» Data shown:
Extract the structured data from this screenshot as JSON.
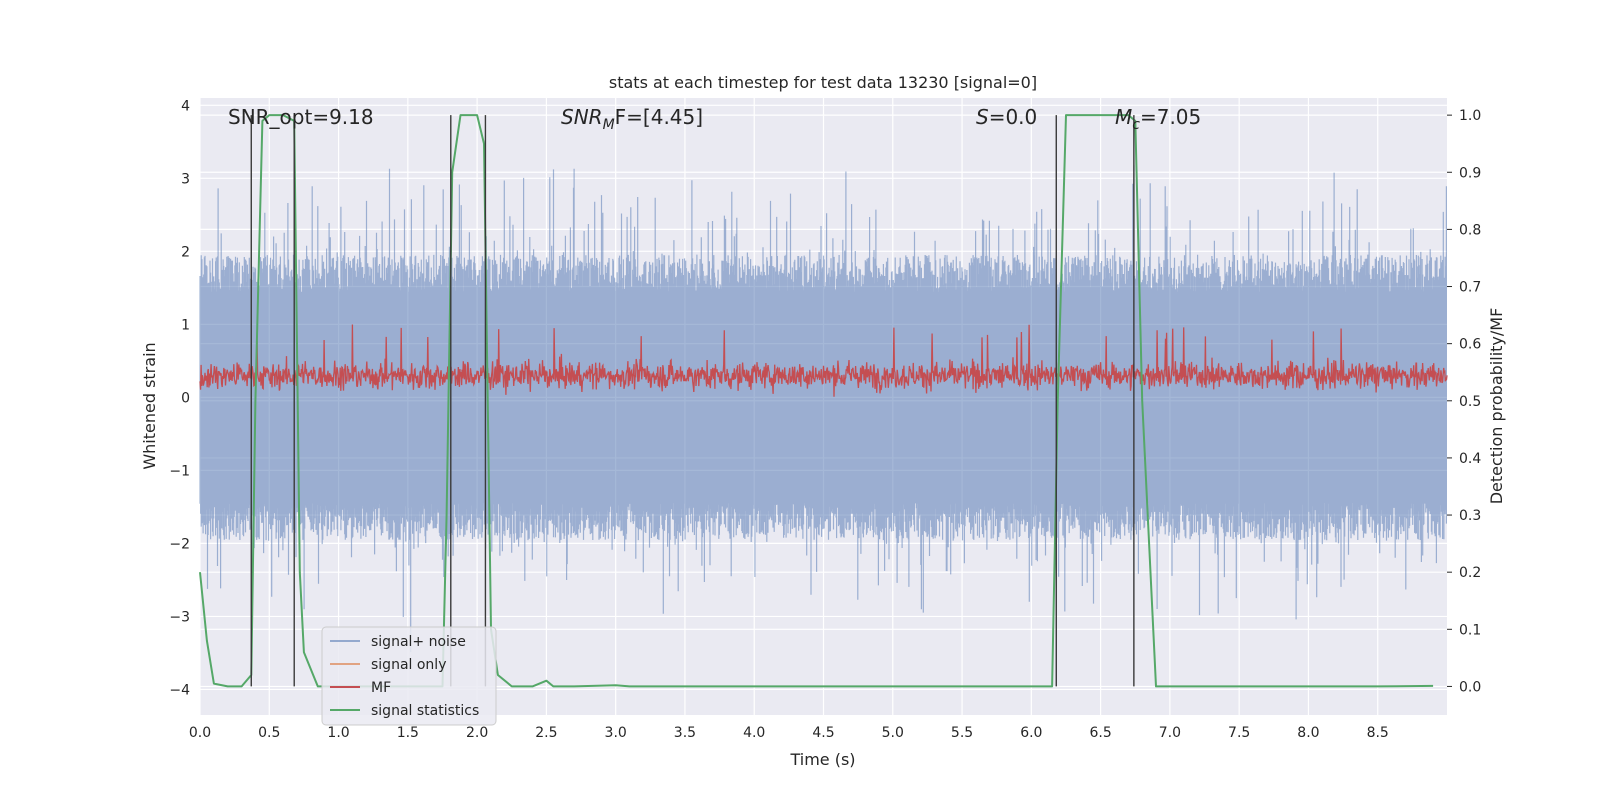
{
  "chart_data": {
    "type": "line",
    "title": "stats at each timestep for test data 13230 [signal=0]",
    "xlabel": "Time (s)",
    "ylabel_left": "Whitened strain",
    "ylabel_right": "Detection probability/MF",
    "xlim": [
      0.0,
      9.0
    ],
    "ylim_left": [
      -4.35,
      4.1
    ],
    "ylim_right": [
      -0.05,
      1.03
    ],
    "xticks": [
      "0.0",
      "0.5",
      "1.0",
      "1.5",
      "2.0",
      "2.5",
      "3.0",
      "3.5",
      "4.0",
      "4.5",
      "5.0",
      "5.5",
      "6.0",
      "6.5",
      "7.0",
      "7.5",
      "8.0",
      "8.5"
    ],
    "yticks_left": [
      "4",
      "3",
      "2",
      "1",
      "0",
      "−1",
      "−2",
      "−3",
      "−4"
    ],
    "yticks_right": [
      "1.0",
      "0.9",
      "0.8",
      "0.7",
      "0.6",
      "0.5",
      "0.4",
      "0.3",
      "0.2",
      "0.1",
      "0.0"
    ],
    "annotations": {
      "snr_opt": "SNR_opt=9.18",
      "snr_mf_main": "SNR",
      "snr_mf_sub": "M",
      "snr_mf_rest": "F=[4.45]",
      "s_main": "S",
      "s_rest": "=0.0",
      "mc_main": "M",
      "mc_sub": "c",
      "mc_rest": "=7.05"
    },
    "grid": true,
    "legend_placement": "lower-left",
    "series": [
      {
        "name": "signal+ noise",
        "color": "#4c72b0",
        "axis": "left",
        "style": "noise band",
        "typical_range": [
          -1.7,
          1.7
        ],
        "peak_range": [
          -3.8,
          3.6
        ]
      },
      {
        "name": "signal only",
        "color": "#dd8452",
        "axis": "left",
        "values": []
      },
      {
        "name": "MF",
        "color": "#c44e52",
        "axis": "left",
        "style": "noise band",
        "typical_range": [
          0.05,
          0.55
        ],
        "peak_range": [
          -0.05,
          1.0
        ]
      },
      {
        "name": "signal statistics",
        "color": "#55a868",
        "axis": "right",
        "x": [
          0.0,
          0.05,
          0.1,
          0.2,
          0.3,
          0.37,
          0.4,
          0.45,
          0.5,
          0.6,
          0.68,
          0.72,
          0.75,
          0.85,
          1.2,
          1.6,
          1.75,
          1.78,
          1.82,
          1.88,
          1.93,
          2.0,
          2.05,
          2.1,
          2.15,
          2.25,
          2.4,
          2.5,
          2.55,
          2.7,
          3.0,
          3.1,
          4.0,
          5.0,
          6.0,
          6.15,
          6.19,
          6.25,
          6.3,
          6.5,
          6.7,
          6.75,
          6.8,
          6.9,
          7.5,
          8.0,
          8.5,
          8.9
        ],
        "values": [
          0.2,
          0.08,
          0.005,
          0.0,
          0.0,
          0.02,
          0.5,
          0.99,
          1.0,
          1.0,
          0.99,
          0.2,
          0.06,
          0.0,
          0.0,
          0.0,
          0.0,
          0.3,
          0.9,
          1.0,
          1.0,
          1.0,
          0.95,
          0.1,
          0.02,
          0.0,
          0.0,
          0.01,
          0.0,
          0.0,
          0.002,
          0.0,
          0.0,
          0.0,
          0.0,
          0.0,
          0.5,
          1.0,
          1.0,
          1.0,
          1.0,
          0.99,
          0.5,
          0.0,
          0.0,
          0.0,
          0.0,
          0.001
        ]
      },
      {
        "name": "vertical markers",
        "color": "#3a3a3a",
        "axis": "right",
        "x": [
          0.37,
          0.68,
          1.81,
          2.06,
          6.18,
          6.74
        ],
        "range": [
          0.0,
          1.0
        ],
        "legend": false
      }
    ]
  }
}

» Your objective: The entries above are to be returned exactly, without their pictures.

» Final answer:
Extract the structured data from this screenshot as JSON.
{
  "chart_data": {
    "type": "line",
    "title": "stats at each timestep for test data 13230 [signal=0]",
    "xlabel": "Time (s)",
    "ylabel_left": "Whitened strain",
    "ylabel_right": "Detection probability/MF",
    "xlim": [
      0.0,
      9.0
    ],
    "ylim_left": [
      -4.35,
      4.1
    ],
    "ylim_right": [
      -0.05,
      1.03
    ],
    "xticks": [
      "0.0",
      "0.5",
      "1.0",
      "1.5",
      "2.0",
      "2.5",
      "3.0",
      "3.5",
      "4.0",
      "4.5",
      "5.0",
      "5.5",
      "6.0",
      "6.5",
      "7.0",
      "7.5",
      "8.0",
      "8.5"
    ],
    "yticks_left": [
      "4",
      "3",
      "2",
      "1",
      "0",
      "−1",
      "−2",
      "−3",
      "−4"
    ],
    "yticks_right": [
      "1.0",
      "0.9",
      "0.8",
      "0.7",
      "0.6",
      "0.5",
      "0.4",
      "0.3",
      "0.2",
      "0.1",
      "0.0"
    ],
    "annotations": {
      "snr_opt": "SNR_opt=9.18",
      "snr_mf_main": "SNR",
      "snr_mf_sub": "M",
      "snr_mf_rest": "F=[4.45]",
      "s_main": "S",
      "s_rest": "=0.0",
      "mc_main": "M",
      "mc_sub": "c",
      "mc_rest": "=7.05"
    },
    "grid": true,
    "legend_placement": "lower-left",
    "series": [
      {
        "name": "signal+ noise",
        "color": "#4c72b0",
        "axis": "left",
        "style": "noise band",
        "typical_range": [
          -1.7,
          1.7
        ],
        "peak_range": [
          -3.8,
          3.6
        ]
      },
      {
        "name": "signal only",
        "color": "#dd8452",
        "axis": "left",
        "values": []
      },
      {
        "name": "MF",
        "color": "#c44e52",
        "axis": "left",
        "style": "noise band",
        "typical_range": [
          0.05,
          0.55
        ],
        "peak_range": [
          -0.05,
          1.0
        ]
      },
      {
        "name": "signal statistics",
        "color": "#55a868",
        "axis": "right",
        "x": [
          0.0,
          0.05,
          0.1,
          0.2,
          0.3,
          0.37,
          0.4,
          0.45,
          0.5,
          0.6,
          0.68,
          0.72,
          0.75,
          0.85,
          1.2,
          1.6,
          1.75,
          1.78,
          1.82,
          1.88,
          1.93,
          2.0,
          2.05,
          2.1,
          2.15,
          2.25,
          2.4,
          2.5,
          2.55,
          2.7,
          3.0,
          3.1,
          4.0,
          5.0,
          6.0,
          6.15,
          6.19,
          6.25,
          6.3,
          6.5,
          6.7,
          6.75,
          6.8,
          6.9,
          7.5,
          8.0,
          8.5,
          8.9
        ],
        "values": [
          0.2,
          0.08,
          0.005,
          0.0,
          0.0,
          0.02,
          0.5,
          0.99,
          1.0,
          1.0,
          0.99,
          0.2,
          0.06,
          0.0,
          0.0,
          0.0,
          0.0,
          0.3,
          0.9,
          1.0,
          1.0,
          1.0,
          0.95,
          0.1,
          0.02,
          0.0,
          0.0,
          0.01,
          0.0,
          0.0,
          0.002,
          0.0,
          0.0,
          0.0,
          0.0,
          0.0,
          0.5,
          1.0,
          1.0,
          1.0,
          1.0,
          0.99,
          0.5,
          0.0,
          0.0,
          0.0,
          0.0,
          0.001
        ]
      },
      {
        "name": "vertical markers",
        "color": "#3a3a3a",
        "axis": "right",
        "x": [
          0.37,
          0.68,
          1.81,
          2.06,
          6.18,
          6.74
        ],
        "range": [
          0.0,
          1.0
        ],
        "legend": false
      }
    ]
  }
}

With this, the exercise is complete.